STATED PROBLEM:
Each line that contains the string "Lists" counts once; report how many such lines appear in the data, as a number only.

DATA RECORDS:
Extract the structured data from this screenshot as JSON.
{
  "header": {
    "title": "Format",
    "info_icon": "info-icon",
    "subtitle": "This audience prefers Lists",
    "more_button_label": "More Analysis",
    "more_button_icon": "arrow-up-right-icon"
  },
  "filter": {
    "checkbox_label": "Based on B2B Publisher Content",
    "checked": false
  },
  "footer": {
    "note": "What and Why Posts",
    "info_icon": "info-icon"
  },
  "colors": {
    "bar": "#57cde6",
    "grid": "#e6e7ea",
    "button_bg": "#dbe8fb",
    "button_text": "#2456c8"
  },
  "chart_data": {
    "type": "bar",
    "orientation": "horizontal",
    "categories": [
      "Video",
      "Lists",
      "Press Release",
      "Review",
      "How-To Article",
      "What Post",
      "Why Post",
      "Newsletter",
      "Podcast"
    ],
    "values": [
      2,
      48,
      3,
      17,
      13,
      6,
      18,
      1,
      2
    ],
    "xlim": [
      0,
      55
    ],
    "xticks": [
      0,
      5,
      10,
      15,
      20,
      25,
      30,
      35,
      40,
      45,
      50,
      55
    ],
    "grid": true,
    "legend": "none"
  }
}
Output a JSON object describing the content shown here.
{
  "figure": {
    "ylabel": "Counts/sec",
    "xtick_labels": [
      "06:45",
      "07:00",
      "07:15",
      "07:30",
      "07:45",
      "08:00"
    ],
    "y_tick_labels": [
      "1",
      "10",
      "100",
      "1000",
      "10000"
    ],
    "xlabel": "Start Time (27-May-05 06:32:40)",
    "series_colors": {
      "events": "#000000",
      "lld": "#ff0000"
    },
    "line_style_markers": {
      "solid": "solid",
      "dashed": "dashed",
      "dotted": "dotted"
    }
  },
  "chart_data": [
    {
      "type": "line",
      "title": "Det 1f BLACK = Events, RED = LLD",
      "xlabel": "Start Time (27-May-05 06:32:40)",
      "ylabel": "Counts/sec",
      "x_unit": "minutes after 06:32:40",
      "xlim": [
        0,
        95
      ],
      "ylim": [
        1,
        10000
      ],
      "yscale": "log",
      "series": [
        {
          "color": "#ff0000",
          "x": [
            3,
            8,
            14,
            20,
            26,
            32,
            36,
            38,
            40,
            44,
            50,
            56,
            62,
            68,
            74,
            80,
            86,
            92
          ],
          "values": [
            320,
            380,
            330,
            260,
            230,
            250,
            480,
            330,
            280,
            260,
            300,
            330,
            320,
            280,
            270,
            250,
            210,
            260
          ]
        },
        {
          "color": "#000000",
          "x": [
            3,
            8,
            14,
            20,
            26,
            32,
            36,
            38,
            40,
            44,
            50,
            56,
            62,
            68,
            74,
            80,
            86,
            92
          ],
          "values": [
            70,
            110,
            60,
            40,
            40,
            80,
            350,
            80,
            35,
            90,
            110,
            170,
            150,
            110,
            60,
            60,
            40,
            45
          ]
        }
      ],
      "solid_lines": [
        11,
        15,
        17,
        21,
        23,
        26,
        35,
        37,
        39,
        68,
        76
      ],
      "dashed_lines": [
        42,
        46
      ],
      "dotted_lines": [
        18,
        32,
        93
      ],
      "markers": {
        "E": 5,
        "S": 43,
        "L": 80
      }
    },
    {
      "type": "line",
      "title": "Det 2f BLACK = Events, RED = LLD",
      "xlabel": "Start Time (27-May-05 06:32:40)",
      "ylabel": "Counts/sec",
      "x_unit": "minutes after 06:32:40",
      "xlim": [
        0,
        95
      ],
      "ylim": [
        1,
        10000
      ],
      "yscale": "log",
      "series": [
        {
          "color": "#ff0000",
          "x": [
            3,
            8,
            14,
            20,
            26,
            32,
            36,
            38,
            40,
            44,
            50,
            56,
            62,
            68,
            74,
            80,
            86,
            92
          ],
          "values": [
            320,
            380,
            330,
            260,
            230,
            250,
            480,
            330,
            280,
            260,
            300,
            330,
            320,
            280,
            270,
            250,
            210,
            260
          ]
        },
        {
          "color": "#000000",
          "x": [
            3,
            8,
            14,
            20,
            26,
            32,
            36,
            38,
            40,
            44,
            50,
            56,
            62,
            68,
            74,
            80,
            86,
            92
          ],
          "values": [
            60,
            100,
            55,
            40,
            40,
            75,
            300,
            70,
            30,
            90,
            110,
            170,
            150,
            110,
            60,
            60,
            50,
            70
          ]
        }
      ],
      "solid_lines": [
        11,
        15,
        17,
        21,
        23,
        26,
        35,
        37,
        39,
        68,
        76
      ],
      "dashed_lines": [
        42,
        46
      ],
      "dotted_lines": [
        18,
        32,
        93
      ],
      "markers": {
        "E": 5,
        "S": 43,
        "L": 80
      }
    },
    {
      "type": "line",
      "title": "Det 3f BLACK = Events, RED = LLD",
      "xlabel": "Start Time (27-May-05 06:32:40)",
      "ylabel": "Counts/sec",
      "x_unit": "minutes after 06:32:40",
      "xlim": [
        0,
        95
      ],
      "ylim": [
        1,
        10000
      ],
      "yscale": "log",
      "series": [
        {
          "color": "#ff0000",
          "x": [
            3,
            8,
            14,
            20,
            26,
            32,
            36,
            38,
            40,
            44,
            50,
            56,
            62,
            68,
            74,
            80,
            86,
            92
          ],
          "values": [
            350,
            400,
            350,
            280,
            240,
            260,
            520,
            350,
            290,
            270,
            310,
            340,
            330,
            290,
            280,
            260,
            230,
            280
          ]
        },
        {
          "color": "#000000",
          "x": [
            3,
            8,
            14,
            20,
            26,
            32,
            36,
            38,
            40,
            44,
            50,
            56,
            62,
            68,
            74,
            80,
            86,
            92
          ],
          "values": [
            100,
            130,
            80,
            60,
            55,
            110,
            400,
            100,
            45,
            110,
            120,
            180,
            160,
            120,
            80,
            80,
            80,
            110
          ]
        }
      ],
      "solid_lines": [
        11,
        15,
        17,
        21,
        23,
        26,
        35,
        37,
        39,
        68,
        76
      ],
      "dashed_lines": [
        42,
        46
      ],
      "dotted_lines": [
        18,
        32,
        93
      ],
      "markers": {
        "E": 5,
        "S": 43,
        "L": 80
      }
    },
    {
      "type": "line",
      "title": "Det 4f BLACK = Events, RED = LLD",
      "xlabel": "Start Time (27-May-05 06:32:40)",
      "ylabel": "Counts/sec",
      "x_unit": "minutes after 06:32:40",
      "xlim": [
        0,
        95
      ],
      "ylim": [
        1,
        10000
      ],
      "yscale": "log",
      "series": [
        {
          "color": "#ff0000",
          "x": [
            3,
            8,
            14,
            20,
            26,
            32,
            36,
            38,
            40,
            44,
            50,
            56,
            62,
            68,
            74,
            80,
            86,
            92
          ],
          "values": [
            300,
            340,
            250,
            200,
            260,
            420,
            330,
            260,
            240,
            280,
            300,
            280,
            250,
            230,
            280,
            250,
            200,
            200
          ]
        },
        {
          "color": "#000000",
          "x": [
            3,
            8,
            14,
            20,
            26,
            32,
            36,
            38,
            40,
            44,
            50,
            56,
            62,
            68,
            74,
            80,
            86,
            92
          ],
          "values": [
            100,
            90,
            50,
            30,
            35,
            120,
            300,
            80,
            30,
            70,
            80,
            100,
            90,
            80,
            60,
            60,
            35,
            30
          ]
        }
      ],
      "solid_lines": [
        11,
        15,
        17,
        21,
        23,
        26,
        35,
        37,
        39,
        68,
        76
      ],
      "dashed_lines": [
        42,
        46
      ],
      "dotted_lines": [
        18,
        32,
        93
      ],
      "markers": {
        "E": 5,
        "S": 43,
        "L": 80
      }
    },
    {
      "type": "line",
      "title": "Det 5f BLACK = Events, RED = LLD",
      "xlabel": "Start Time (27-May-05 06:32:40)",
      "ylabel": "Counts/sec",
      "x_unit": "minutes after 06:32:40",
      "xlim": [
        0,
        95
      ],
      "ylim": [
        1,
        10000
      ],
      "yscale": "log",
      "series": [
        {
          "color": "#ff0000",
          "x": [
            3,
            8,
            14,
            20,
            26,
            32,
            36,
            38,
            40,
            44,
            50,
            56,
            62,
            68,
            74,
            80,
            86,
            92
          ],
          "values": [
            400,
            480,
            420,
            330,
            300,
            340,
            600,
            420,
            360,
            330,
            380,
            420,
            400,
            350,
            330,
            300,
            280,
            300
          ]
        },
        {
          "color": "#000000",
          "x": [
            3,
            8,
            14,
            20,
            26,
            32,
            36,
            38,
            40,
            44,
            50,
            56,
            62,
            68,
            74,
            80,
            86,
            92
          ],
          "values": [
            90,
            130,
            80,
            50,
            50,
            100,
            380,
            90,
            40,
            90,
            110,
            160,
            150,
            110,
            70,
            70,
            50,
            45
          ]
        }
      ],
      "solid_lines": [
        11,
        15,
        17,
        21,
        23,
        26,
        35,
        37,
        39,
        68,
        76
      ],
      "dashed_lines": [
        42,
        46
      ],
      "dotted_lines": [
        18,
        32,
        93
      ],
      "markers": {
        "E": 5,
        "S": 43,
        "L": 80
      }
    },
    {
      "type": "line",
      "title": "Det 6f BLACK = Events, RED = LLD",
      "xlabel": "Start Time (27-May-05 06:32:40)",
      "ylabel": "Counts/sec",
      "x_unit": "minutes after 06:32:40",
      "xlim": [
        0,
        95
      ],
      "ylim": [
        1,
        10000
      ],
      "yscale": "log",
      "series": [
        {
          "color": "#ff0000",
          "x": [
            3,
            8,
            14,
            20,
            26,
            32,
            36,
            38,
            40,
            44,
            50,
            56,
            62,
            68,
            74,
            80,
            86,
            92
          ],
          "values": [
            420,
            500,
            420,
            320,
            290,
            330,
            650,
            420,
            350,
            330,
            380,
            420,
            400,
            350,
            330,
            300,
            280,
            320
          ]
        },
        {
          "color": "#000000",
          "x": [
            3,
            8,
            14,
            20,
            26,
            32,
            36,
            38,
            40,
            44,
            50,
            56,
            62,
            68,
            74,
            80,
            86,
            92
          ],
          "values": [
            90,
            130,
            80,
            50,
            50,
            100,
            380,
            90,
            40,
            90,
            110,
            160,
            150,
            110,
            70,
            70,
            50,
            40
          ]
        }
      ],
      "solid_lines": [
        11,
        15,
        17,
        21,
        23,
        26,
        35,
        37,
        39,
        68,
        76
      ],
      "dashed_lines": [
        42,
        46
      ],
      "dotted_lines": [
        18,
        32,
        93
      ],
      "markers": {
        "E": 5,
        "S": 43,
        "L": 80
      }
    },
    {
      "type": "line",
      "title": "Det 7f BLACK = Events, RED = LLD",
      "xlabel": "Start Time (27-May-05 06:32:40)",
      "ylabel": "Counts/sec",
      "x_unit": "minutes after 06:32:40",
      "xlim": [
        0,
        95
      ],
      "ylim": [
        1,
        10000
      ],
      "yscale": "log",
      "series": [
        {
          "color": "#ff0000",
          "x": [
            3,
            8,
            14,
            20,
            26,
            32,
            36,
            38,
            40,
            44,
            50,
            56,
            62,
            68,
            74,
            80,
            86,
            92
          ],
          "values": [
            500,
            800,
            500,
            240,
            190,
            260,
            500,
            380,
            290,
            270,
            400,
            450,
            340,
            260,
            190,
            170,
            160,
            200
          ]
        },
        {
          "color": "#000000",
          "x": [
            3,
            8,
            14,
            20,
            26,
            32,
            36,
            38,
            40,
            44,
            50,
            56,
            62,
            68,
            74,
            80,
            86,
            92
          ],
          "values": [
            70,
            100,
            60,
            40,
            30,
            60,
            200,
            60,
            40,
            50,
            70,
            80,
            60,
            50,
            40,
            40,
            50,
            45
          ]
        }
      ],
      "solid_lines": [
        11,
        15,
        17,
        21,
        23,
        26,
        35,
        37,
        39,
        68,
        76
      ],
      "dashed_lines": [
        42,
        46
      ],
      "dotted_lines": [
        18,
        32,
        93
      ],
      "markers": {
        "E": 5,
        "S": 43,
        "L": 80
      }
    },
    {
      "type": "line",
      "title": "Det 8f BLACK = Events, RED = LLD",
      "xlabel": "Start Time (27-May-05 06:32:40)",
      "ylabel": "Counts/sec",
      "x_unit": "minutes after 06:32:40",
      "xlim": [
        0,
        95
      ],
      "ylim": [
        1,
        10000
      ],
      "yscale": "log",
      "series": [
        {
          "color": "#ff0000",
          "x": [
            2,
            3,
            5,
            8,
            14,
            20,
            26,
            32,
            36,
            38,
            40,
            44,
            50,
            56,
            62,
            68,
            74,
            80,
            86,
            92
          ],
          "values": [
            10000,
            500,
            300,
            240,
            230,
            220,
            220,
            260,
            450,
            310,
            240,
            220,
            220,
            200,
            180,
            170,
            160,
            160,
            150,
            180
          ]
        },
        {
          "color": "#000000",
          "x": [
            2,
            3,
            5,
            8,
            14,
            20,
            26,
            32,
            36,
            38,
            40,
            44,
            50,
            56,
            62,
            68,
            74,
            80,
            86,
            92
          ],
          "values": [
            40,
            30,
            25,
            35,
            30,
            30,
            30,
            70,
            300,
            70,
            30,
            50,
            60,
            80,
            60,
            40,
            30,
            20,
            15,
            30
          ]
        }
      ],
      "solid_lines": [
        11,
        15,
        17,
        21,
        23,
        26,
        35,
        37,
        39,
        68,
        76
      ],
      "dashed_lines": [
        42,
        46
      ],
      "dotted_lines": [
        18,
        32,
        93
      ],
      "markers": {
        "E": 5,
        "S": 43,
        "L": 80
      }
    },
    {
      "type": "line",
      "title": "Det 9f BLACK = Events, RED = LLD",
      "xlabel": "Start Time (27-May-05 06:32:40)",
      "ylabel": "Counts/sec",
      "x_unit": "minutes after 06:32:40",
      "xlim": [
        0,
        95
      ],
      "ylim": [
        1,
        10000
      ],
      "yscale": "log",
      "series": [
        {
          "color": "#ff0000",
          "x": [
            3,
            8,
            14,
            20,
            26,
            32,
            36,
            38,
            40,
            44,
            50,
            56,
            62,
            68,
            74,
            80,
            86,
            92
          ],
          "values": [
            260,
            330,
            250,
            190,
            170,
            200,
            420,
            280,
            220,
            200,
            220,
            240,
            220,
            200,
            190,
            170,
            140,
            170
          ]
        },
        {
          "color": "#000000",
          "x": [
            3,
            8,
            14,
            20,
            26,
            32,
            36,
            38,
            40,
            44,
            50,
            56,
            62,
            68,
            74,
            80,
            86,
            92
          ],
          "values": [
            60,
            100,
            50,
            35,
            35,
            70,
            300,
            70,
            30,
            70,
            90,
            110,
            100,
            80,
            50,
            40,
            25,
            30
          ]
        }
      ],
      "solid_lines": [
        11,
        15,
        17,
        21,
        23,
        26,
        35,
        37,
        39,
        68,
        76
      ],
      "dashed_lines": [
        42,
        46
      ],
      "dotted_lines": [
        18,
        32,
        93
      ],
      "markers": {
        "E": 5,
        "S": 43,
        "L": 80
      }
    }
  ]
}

RESPONSE TO THIS TASK:
2